Data records
_ _ _ _

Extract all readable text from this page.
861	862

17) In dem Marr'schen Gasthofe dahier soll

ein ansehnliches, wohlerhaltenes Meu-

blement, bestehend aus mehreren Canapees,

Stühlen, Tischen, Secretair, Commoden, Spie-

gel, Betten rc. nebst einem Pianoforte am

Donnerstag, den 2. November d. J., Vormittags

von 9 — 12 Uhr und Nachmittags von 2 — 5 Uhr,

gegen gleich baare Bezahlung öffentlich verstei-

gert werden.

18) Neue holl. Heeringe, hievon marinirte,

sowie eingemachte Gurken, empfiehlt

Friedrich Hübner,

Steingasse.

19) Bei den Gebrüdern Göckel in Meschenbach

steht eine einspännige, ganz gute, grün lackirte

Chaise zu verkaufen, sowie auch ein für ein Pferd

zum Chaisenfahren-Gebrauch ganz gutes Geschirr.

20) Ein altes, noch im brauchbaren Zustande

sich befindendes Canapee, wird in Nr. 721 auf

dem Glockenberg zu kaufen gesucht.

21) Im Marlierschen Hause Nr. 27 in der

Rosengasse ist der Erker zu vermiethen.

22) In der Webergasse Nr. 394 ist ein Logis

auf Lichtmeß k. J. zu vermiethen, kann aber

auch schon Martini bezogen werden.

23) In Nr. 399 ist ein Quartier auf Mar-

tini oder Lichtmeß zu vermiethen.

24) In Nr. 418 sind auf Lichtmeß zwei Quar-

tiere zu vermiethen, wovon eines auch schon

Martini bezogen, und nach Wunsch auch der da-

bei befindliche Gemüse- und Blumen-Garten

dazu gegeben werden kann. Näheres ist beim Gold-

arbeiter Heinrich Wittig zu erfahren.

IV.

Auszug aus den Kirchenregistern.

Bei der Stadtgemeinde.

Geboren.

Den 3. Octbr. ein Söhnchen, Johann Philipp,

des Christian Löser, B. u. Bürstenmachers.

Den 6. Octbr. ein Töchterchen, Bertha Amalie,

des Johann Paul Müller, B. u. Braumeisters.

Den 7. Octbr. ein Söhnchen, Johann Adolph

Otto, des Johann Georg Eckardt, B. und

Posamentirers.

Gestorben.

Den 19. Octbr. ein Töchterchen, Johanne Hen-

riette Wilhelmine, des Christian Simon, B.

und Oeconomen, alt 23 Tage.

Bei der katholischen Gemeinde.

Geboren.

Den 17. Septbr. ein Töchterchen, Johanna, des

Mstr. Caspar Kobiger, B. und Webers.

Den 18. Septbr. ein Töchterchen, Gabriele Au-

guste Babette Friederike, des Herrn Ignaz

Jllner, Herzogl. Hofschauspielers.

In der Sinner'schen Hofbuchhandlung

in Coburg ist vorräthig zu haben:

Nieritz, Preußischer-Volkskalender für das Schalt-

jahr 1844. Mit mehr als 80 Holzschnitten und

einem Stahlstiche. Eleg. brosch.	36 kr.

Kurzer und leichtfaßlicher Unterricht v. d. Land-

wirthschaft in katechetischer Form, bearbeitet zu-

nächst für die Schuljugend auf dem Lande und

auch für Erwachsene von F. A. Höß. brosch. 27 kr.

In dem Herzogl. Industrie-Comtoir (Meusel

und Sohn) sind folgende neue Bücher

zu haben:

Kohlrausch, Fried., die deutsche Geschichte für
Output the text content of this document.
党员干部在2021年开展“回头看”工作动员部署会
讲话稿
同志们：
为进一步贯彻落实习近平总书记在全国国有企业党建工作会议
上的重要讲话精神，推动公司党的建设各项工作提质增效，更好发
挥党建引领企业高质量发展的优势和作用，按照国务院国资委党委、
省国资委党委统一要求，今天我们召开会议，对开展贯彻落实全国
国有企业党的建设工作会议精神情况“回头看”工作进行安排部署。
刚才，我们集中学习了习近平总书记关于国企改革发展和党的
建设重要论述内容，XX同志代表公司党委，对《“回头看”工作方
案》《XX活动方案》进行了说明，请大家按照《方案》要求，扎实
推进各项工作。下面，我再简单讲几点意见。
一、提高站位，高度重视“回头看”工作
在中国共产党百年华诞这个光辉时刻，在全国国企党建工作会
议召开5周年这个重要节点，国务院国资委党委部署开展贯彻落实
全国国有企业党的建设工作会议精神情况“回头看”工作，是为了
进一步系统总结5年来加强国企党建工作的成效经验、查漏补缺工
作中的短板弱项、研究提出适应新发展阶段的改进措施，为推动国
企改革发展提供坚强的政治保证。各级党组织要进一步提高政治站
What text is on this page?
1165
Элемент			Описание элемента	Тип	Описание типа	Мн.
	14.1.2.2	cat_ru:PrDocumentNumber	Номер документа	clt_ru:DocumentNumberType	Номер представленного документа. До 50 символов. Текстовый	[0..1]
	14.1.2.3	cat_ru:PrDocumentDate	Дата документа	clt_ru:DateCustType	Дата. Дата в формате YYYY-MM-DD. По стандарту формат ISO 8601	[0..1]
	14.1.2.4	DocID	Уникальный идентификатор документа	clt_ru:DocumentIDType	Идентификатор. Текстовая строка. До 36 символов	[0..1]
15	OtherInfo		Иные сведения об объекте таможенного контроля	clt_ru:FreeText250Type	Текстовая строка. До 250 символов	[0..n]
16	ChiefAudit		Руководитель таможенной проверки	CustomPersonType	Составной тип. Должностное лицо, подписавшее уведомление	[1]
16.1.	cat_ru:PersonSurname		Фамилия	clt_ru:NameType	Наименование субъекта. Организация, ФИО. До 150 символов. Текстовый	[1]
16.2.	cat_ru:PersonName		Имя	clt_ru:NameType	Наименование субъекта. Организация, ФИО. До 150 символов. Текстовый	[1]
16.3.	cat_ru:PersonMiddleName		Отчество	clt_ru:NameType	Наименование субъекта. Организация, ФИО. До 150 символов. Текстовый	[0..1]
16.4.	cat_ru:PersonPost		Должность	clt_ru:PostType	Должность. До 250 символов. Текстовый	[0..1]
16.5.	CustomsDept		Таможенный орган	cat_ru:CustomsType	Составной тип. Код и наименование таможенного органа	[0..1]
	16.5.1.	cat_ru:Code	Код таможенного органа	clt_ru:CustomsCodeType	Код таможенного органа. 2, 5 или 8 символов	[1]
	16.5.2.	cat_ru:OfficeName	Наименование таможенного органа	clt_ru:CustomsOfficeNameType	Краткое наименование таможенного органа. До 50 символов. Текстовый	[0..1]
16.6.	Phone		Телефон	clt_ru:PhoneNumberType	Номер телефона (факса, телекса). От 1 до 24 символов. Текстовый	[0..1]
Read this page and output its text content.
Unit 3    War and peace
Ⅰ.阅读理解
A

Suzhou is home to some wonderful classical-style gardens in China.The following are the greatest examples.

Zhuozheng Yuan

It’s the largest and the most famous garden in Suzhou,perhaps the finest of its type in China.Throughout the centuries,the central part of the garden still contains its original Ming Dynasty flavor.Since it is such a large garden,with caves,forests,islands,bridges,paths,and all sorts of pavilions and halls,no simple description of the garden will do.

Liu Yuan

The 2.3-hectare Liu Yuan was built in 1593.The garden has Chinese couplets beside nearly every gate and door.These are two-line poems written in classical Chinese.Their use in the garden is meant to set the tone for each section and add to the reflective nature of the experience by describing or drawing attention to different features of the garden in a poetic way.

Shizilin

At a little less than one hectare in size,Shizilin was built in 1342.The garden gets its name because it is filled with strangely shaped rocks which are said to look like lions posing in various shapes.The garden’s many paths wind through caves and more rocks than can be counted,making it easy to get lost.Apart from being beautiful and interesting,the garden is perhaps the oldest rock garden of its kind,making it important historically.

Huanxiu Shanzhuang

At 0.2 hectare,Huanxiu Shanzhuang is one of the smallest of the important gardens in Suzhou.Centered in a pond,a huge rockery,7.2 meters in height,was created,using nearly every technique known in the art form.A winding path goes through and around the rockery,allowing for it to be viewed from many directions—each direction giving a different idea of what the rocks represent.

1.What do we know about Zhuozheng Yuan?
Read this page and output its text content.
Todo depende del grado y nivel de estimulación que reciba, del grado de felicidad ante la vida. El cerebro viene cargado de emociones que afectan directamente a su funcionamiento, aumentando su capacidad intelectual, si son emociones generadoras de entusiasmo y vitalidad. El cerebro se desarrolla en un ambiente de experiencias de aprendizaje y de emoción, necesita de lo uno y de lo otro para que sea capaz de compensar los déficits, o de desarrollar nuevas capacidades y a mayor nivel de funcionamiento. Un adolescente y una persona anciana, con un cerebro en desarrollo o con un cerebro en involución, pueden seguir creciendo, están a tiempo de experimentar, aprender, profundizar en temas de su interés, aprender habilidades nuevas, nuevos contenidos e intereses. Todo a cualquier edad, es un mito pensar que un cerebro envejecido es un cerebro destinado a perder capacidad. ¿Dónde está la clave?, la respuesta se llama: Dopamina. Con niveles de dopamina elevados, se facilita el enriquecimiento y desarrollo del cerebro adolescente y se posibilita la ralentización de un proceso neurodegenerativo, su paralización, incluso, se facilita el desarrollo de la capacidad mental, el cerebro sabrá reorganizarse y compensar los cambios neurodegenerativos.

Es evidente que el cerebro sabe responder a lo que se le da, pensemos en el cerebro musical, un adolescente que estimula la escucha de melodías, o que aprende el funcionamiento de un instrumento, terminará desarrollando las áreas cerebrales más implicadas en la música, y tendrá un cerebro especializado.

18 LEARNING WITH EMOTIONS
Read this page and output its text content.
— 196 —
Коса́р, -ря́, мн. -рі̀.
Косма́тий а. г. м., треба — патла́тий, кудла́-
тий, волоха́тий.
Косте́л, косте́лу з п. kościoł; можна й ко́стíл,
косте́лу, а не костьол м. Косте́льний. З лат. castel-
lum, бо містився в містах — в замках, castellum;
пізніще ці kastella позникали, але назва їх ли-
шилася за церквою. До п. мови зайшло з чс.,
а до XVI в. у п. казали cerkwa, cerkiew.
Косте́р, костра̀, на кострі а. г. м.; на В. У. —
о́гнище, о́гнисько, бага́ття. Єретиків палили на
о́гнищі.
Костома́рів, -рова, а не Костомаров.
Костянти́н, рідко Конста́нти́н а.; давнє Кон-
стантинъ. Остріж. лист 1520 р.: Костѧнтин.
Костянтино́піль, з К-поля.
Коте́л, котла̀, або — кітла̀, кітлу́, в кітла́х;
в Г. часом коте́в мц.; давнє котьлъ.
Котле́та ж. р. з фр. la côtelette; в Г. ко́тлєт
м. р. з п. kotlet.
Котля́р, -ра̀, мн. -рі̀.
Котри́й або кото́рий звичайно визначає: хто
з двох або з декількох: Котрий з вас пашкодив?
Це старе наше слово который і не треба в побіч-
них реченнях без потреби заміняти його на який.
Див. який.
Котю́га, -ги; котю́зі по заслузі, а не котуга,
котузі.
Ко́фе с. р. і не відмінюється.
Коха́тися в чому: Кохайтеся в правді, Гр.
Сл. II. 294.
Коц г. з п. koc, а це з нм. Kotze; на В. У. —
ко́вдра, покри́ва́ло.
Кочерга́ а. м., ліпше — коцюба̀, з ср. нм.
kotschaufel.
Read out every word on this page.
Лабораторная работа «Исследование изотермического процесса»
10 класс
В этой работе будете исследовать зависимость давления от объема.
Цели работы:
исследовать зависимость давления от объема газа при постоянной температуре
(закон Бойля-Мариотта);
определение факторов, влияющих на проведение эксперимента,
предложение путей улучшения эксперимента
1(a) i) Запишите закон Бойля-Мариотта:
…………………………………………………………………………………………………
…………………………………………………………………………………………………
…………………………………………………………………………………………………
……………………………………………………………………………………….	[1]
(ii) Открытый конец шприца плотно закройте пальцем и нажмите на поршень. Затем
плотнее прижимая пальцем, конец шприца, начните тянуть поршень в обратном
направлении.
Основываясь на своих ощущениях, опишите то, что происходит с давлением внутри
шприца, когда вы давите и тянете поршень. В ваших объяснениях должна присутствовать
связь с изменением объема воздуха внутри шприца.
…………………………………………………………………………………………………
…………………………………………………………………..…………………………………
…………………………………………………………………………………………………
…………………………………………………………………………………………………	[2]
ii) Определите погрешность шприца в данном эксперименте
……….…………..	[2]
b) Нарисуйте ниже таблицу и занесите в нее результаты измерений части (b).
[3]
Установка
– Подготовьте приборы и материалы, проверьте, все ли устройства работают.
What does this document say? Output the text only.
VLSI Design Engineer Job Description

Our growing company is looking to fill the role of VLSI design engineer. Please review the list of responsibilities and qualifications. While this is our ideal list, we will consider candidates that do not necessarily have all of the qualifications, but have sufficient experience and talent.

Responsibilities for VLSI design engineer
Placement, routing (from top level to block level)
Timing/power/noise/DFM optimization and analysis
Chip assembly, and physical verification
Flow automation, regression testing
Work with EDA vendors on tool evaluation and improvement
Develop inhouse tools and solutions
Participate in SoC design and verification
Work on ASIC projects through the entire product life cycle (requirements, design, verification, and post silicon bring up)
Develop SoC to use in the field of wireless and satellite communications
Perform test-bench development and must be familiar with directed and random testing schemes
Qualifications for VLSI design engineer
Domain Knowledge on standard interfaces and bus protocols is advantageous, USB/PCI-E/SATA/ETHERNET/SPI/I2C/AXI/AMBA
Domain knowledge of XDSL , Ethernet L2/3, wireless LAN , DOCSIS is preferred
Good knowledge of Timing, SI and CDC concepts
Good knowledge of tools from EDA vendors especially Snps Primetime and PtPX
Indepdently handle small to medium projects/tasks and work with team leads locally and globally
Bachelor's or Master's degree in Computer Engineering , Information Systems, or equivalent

_ _ _ _

> _Do this_:
Go through the entries above and copy every line containing "China".

> _The result_:
Suzhou is home to some wonderful classical-style gardens in China.The following are the greatest examples.
It’s the largest and the most famous garden in Suzhou,perhaps the finest of its type in China.Throughout the centuries,the central part of the garden still contains its original Ming Dynasty flavor.Since it is such a large garden,with caves,forests,islands,bridges,paths,and all sorts of pavilions and halls,no simple description of the garden will do.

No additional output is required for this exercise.